▶ Description of the task
Repeat, exactly and completely, the material that follows. Omit the pictures.

▶ Input records

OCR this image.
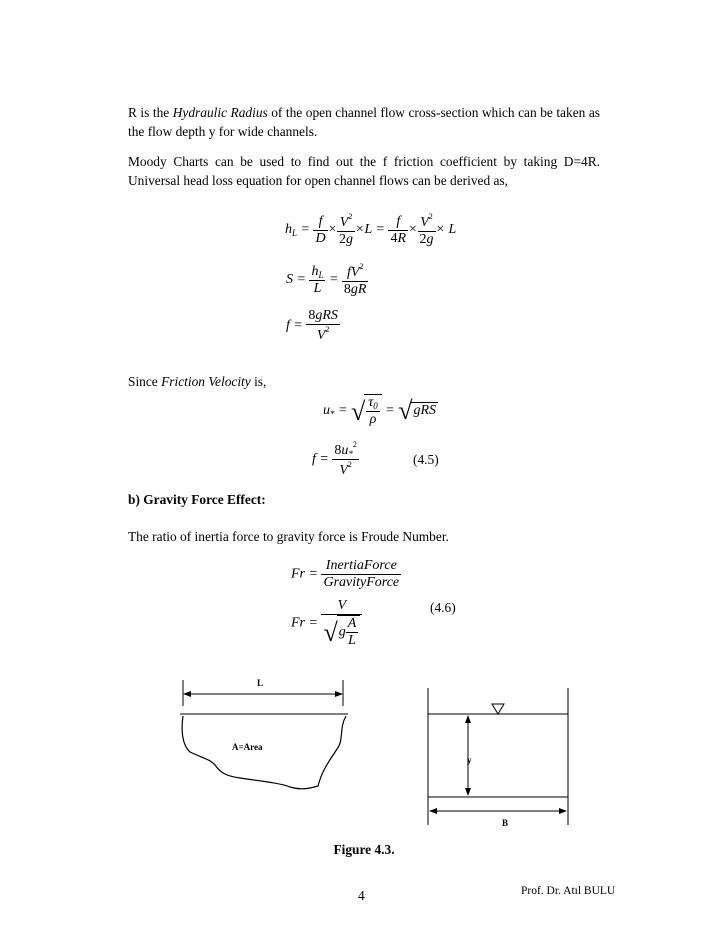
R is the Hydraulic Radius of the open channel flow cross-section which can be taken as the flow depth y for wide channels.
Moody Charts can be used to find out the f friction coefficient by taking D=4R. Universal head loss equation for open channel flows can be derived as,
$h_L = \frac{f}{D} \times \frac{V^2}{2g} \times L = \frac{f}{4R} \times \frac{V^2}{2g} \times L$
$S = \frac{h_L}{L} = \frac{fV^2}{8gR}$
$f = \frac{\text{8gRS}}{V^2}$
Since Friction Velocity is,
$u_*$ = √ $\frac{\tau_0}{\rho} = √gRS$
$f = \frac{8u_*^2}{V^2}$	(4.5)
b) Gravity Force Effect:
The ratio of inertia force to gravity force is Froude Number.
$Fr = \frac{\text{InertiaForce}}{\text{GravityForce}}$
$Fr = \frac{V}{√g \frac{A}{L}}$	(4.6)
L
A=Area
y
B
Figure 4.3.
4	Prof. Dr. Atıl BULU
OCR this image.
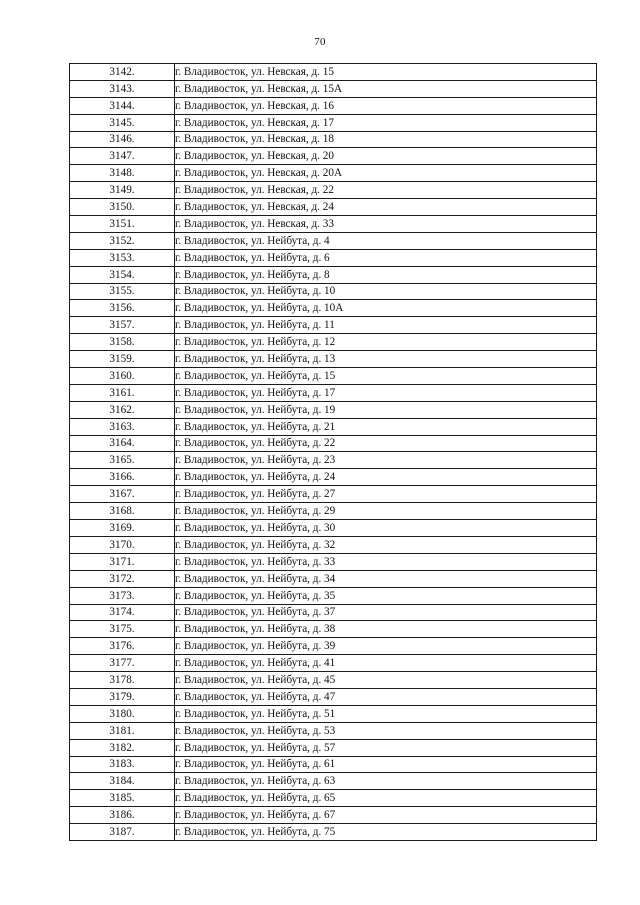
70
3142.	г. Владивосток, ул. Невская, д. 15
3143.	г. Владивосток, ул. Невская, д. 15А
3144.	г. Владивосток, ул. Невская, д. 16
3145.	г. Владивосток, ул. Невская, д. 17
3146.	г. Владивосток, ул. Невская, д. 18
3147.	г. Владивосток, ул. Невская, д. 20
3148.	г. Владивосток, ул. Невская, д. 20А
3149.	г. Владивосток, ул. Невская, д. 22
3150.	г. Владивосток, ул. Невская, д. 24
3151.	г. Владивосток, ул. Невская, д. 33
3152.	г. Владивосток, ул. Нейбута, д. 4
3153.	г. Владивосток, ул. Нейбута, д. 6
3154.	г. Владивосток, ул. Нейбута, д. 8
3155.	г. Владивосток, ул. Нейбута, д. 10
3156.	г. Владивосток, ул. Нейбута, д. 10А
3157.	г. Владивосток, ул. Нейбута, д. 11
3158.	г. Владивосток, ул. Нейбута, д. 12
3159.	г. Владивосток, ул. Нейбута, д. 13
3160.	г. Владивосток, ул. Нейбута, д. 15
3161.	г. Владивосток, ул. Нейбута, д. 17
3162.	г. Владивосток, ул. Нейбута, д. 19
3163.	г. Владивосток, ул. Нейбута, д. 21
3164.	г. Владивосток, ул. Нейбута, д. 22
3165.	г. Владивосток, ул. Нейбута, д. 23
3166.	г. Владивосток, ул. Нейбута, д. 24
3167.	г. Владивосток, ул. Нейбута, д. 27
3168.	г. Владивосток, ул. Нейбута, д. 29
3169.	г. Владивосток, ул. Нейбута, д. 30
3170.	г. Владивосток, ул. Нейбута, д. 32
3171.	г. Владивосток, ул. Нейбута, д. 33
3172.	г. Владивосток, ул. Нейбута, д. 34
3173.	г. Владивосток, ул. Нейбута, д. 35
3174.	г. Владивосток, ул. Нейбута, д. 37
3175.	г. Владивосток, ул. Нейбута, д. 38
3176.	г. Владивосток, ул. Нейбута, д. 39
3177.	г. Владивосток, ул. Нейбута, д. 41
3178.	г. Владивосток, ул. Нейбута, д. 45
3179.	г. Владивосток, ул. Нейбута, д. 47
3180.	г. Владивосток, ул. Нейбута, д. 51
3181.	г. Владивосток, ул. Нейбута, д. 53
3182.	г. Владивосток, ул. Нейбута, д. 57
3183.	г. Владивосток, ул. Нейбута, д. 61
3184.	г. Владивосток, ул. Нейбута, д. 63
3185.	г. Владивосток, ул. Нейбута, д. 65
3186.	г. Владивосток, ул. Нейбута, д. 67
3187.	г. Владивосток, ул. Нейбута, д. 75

▶ Correct result
OCR this image.
R is the Hydraulic Radius of the open channel flow cross-section which can be taken as the flow depth y for wide channels.
Moody Charts can be used to find out the f friction coefficient by taking D=4R. Universal head loss equation for open channel flows can be derived as,
$h_L = \frac{f}{D} \times \frac{V^2}{2g} \times L = \frac{f}{4R} \times \frac{V^2}{2g} \times L$
$S = \frac{h_L}{L} = \frac{fV^2}{8gR}$
$f = \frac{\text{8gRS}}{V^2}$
Since Friction Velocity is,
$u_*$ = √ $\frac{\tau_0}{\rho} = √gRS$
$f = \frac{8u_*^2}{V^2}$	(4.5)
b) Gravity Force Effect:
The ratio of inertia force to gravity force is Froude Number.
$Fr = \frac{\text{InertiaForce}}{\text{GravityForce}}$
$Fr = \frac{V}{√g \frac{A}{L}}$	(4.6)
L
A=Area
y
B
Figure 4.3.
4	Prof. Dr. Atıl BULU
OCR this image.
70
3142.	г. Владивосток, ул. Невская, д. 15
3143.	г. Владивосток, ул. Невская, д. 15А
3144.	г. Владивосток, ул. Невская, д. 16
3145.	г. Владивосток, ул. Невская, д. 17
3146.	г. Владивосток, ул. Невская, д. 18
3147.	г. Владивосток, ул. Невская, д. 20
3148.	г. Владивосток, ул. Невская, д. 20А
3149.	г. Владивосток, ул. Невская, д. 22
3150.	г. Владивосток, ул. Невская, д. 24
3151.	г. Владивосток, ул. Невская, д. 33
3152.	г. Владивосток, ул. Нейбута, д. 4
3153.	г. Владивосток, ул. Нейбута, д. 6
3154.	г. Владивосток, ул. Нейбута, д. 8
3155.	г. Владивосток, ул. Нейбута, д. 10
3156.	г. Владивосток, ул. Нейбута, д. 10А
3157.	г. Владивосток, ул. Нейбута, д. 11
3158.	г. Владивосток, ул. Нейбута, д. 12
3159.	г. Владивосток, ул. Нейбута, д. 13
3160.	г. Владивосток, ул. Нейбута, д. 15
3161.	г. Владивосток, ул. Нейбута, д. 17
3162.	г. Владивосток, ул. Нейбута, д. 19
3163.	г. Владивосток, ул. Нейбута, д. 21
3164.	г. Владивосток, ул. Нейбута, д. 22
3165.	г. Владивосток, ул. Нейбута, д. 23
3166.	г. Владивосток, ул. Нейбута, д. 24
3167.	г. Владивосток, ул. Нейбута, д. 27
3168.	г. Владивосток, ул. Нейбута, д. 29
3169.	г. Владивосток, ул. Нейбута, д. 30
3170.	г. Владивосток, ул. Нейбута, д. 32
3171.	г. Владивосток, ул. Нейбута, д. 33
3172.	г. Владивосток, ул. Нейбута, д. 34
3173.	г. Владивосток, ул. Нейбута, д. 35
3174.	г. Владивосток, ул. Нейбута, д. 37
3175.	г. Владивосток, ул. Нейбута, д. 38
3176.	г. Владивосток, ул. Нейбута, д. 39
3177.	г. Владивосток, ул. Нейбута, д. 41
3178.	г. Владивосток, ул. Нейбута, д. 45
3179.	г. Владивосток, ул. Нейбута, д. 47
3180.	г. Владивосток, ул. Нейбута, д. 51
3181.	г. Владивосток, ул. Нейбута, д. 53
3182.	г. Владивосток, ул. Нейбута, д. 57
3183.	г. Владивосток, ул. Нейбута, д. 61
3184.	г. Владивосток, ул. Нейбута, д. 63
3185.	г. Владивосток, ул. Нейбута, д. 65
3186.	г. Владивосток, ул. Нейбута, д. 67
3187.	г. Владивосток, ул. Нейбута, д. 75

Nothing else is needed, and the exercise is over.